-- BEGIN DATA SUPPLIED --

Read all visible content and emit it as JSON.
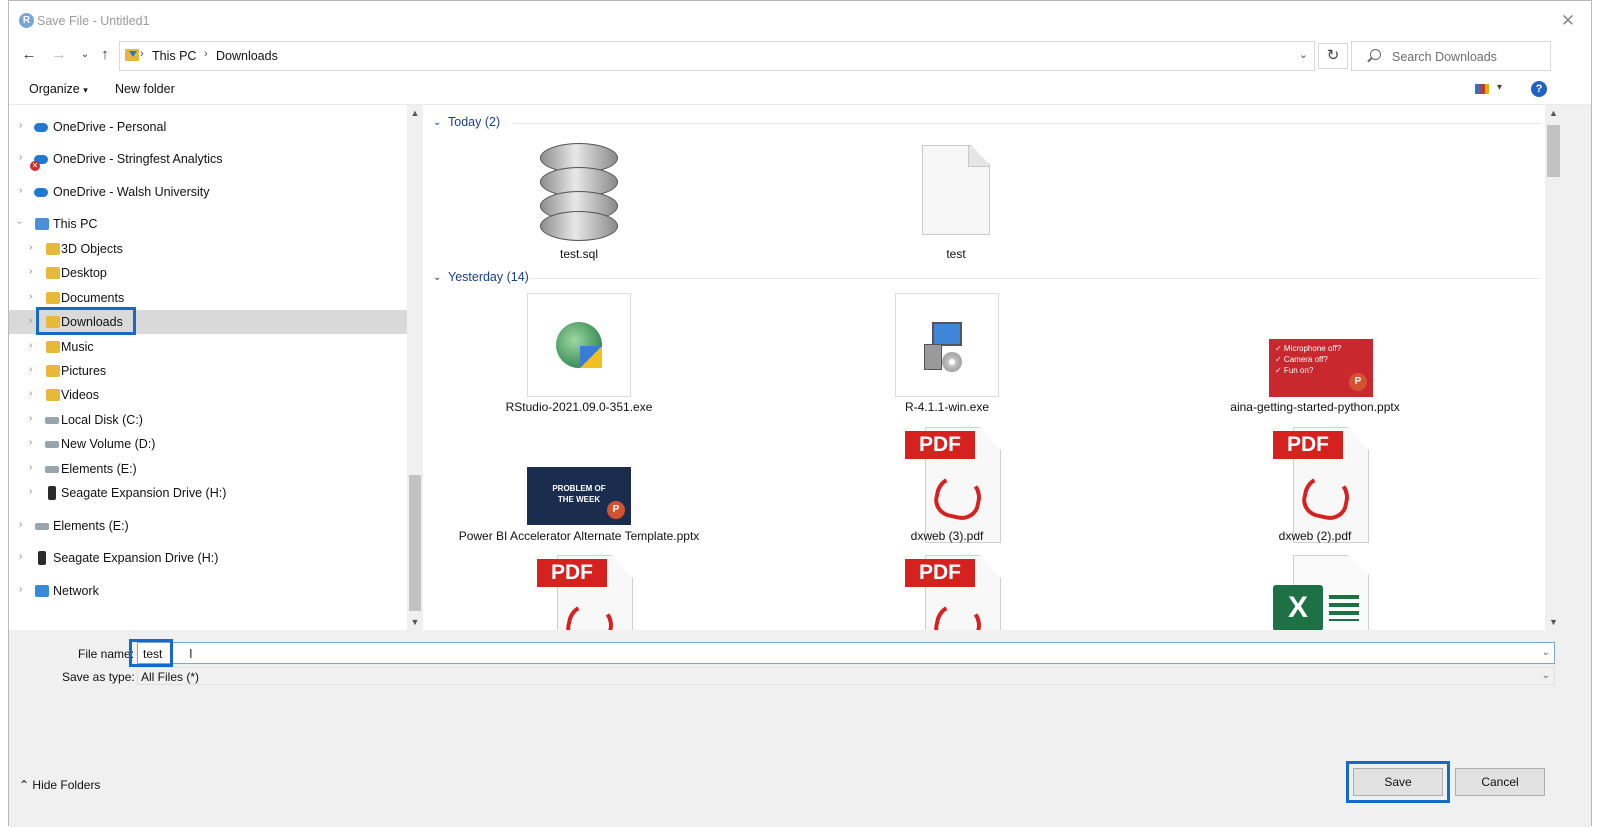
{
  "window": {
    "title": "Save File - Untitled1",
    "app_icon_letter": "R"
  },
  "address": {
    "crumbs": [
      "This PC",
      "Downloads"
    ],
    "search_placeholder": "Search Downloads"
  },
  "toolbar": {
    "organize": "Organize",
    "new_folder": "New folder"
  },
  "nav": {
    "items": [
      {
        "label": "OneDrive - Personal",
        "icon": "onedrive-icon"
      },
      {
        "label": "OneDrive - Stringfest Analytics",
        "icon": "onedrive-icon",
        "error": true
      },
      {
        "label": "OneDrive - Walsh University",
        "icon": "onedrive-icon"
      },
      {
        "label": "This PC",
        "icon": "computer-icon",
        "expanded": true
      },
      {
        "label": "3D Objects",
        "icon": "folder-3d-icon"
      },
      {
        "label": "Desktop",
        "icon": "folder-desktop-icon"
      },
      {
        "label": "Documents",
        "icon": "folder-documents-icon"
      },
      {
        "label": "Downloads",
        "icon": "folder-downloads-icon",
        "selected": true
      },
      {
        "label": "Music",
        "icon": "folder-music-icon"
      },
      {
        "label": "Pictures",
        "icon": "folder-pictures-icon"
      },
      {
        "label": "Videos",
        "icon": "folder-videos-icon"
      },
      {
        "label": "Local Disk (C:)",
        "icon": "disk-icon"
      },
      {
        "label": "New Volume (D:)",
        "icon": "disk-icon"
      },
      {
        "label": "Elements (E:)",
        "icon": "disk-icon"
      },
      {
        "label": "Seagate Expansion Drive (H:)",
        "icon": "external-drive-icon"
      },
      {
        "label": "Elements (E:)",
        "icon": "disk-icon"
      },
      {
        "label": "Seagate Expansion Drive (H:)",
        "icon": "external-drive-icon"
      },
      {
        "label": "Network",
        "icon": "network-icon"
      }
    ]
  },
  "groups": {
    "today": "Today (2)",
    "yesterday": "Yesterday (14)"
  },
  "files": {
    "today": [
      "test.sql",
      "test"
    ],
    "yesterday": [
      "RStudio-2021.09.0-351.exe",
      "R-4.1.1-win.exe",
      "aina-getting-started-python.pptx",
      "Power BI Accelerator Alternate Template.pptx",
      "dxweb (3).pdf",
      "dxweb (2).pdf"
    ]
  },
  "thumbs": {
    "pdf_text": "PDF",
    "excel_letter": "X",
    "ppt_letter": "P",
    "aina_lines": [
      "✓ Microphone off?",
      "✓ Camera off?",
      "✓ Fun on?"
    ],
    "powerbi_lines": [
      "PROBLEM OF",
      "THE WEEK"
    ]
  },
  "form": {
    "file_name_label": "File name:",
    "file_name_value": "test",
    "save_type_label": "Save as type:",
    "save_type_value": "All Files  (*)",
    "hide_folders": "Hide Folders",
    "save": "Save",
    "cancel": "Cancel"
  },
  "colors": {
    "highlight": "#1569c7",
    "group_header": "#1b3f8a",
    "pdf_red": "#d6221e",
    "excel_green": "#1e7145"
  }
}
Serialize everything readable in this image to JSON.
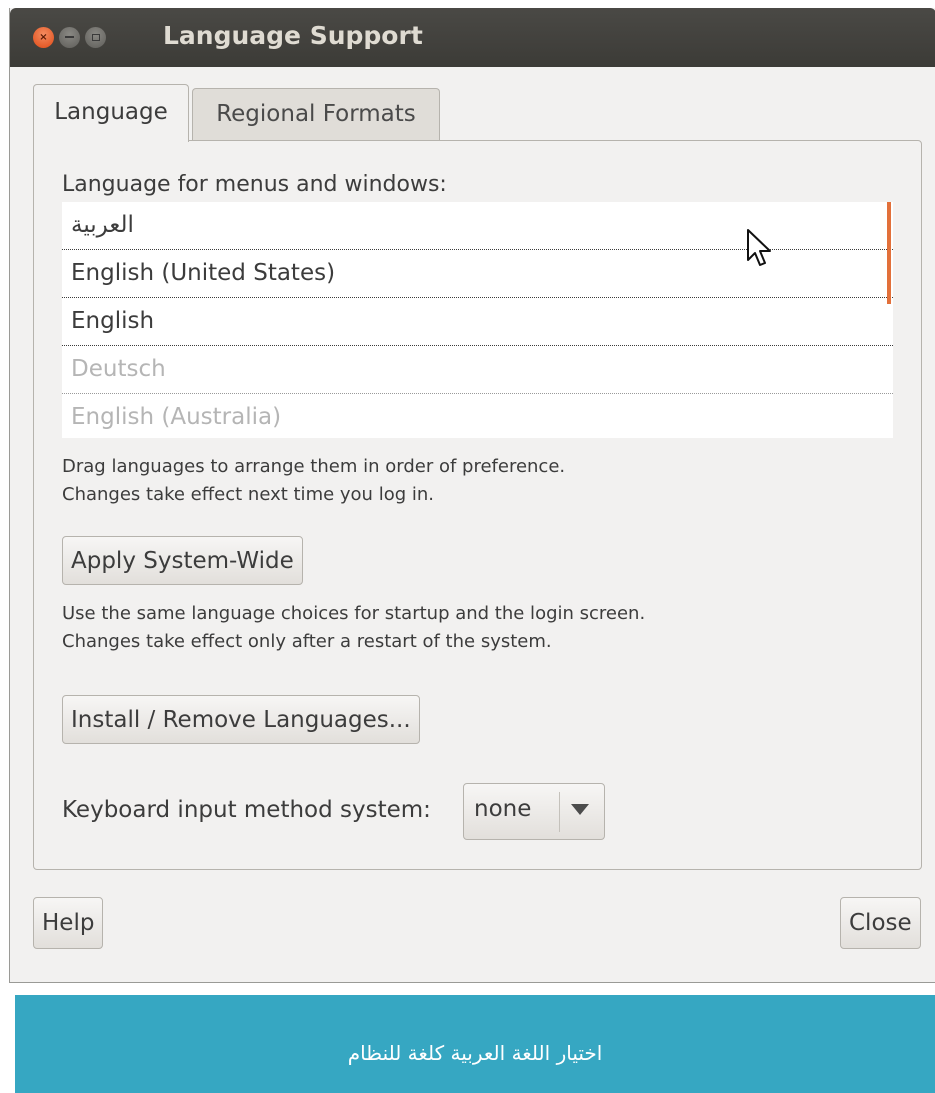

-- END DATA SUPPLIED --

*PROBLEM TO SOLVE*: In the entries above, find lines with "JSON" and copy each.

*SOLUTION TO THIS PROBLEM*:
Read all visible content and emit it as JSON.
Serialize everything readable in this image to JSON.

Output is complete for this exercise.